- _Task description_: Wherever the word "BIAS" appears in a line, extract that line.

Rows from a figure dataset
§ §

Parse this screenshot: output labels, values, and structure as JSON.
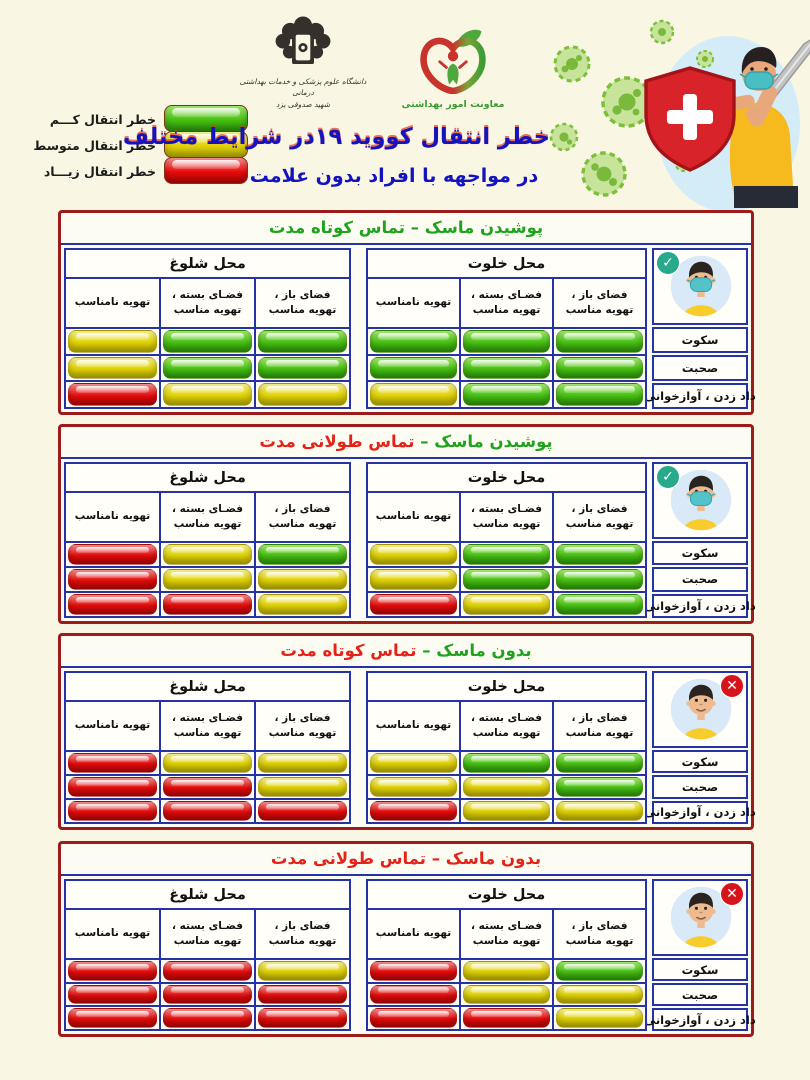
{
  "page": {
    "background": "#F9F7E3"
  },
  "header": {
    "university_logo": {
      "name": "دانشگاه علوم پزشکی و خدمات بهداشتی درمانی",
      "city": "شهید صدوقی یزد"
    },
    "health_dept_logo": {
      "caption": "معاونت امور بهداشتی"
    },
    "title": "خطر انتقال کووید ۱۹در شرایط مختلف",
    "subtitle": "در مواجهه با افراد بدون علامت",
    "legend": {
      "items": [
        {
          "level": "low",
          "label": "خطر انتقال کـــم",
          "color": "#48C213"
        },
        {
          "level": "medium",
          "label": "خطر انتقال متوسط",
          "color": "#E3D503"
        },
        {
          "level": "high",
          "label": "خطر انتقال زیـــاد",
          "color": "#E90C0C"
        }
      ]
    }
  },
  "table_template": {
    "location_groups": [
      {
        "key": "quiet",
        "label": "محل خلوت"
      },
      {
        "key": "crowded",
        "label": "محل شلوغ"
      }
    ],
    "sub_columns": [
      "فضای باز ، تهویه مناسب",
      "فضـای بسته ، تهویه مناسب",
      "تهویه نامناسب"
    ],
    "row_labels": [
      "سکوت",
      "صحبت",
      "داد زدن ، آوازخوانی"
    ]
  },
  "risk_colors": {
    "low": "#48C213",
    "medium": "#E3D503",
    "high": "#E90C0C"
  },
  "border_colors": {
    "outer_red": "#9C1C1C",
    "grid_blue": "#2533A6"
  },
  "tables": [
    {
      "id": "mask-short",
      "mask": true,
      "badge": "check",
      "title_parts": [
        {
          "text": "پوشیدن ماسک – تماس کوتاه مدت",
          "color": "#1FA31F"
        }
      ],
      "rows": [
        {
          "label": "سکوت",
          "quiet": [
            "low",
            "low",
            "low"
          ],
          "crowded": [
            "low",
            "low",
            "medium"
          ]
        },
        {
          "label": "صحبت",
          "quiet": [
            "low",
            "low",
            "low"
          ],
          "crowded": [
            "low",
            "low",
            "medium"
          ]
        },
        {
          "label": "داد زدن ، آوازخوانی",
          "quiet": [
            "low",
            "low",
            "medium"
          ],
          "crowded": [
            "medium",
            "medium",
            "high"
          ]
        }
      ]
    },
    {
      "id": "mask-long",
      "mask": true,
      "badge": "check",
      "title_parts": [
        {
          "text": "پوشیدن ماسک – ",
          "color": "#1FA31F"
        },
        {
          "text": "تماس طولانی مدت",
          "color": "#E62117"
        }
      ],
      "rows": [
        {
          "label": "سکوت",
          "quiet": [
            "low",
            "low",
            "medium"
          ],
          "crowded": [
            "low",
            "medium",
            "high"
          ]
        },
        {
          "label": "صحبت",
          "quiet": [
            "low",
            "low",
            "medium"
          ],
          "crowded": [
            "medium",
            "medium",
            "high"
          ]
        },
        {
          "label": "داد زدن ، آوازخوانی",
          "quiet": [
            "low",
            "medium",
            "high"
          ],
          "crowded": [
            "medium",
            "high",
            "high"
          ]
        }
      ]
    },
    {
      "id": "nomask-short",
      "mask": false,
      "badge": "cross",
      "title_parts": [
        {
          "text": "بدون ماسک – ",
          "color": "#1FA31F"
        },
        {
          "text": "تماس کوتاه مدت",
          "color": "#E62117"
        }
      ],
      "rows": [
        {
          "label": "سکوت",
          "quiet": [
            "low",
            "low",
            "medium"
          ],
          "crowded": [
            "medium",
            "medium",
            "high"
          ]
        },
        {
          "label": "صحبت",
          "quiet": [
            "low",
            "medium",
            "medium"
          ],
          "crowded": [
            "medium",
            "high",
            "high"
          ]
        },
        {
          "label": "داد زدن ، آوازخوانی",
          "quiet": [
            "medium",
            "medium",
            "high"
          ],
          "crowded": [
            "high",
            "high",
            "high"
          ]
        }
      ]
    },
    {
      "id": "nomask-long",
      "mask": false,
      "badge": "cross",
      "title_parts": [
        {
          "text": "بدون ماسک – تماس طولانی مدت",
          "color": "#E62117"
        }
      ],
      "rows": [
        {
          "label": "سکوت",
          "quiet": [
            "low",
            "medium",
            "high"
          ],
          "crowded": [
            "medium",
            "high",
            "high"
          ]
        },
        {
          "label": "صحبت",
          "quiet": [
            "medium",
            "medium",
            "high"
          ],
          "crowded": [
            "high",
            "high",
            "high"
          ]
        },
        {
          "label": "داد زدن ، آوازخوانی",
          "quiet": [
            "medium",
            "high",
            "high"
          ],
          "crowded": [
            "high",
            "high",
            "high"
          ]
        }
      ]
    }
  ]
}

§ §

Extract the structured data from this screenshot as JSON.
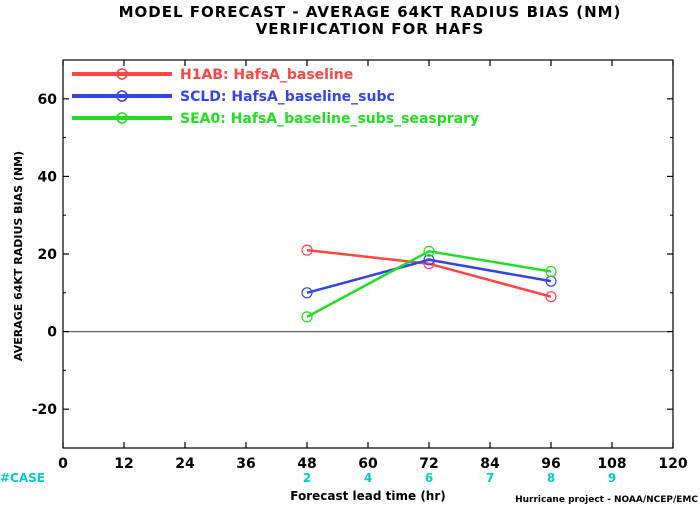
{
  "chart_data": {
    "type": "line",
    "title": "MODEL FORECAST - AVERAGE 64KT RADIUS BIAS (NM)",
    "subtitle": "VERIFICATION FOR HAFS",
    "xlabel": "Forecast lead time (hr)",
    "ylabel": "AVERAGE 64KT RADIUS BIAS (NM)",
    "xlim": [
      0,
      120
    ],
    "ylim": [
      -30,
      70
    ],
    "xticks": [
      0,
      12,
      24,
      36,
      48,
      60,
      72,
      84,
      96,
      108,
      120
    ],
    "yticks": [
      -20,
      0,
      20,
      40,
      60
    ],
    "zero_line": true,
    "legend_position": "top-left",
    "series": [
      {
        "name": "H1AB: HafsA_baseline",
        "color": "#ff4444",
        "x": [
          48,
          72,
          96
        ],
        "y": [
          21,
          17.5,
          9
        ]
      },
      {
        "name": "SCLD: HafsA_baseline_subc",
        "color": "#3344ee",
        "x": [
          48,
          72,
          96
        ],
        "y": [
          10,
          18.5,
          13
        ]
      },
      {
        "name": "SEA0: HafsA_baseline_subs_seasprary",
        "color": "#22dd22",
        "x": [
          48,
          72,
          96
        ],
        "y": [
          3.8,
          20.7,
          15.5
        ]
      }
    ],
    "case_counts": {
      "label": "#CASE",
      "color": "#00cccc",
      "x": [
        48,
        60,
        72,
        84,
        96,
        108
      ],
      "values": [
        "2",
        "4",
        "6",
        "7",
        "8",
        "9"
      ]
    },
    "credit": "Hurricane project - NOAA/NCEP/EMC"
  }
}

§ §

- _Written solution_:
    "title": "MODEL FORECAST - AVERAGE 64KT RADIUS BIAS (NM)",
    "ylabel": "AVERAGE 64KT RADIUS BIAS (NM)",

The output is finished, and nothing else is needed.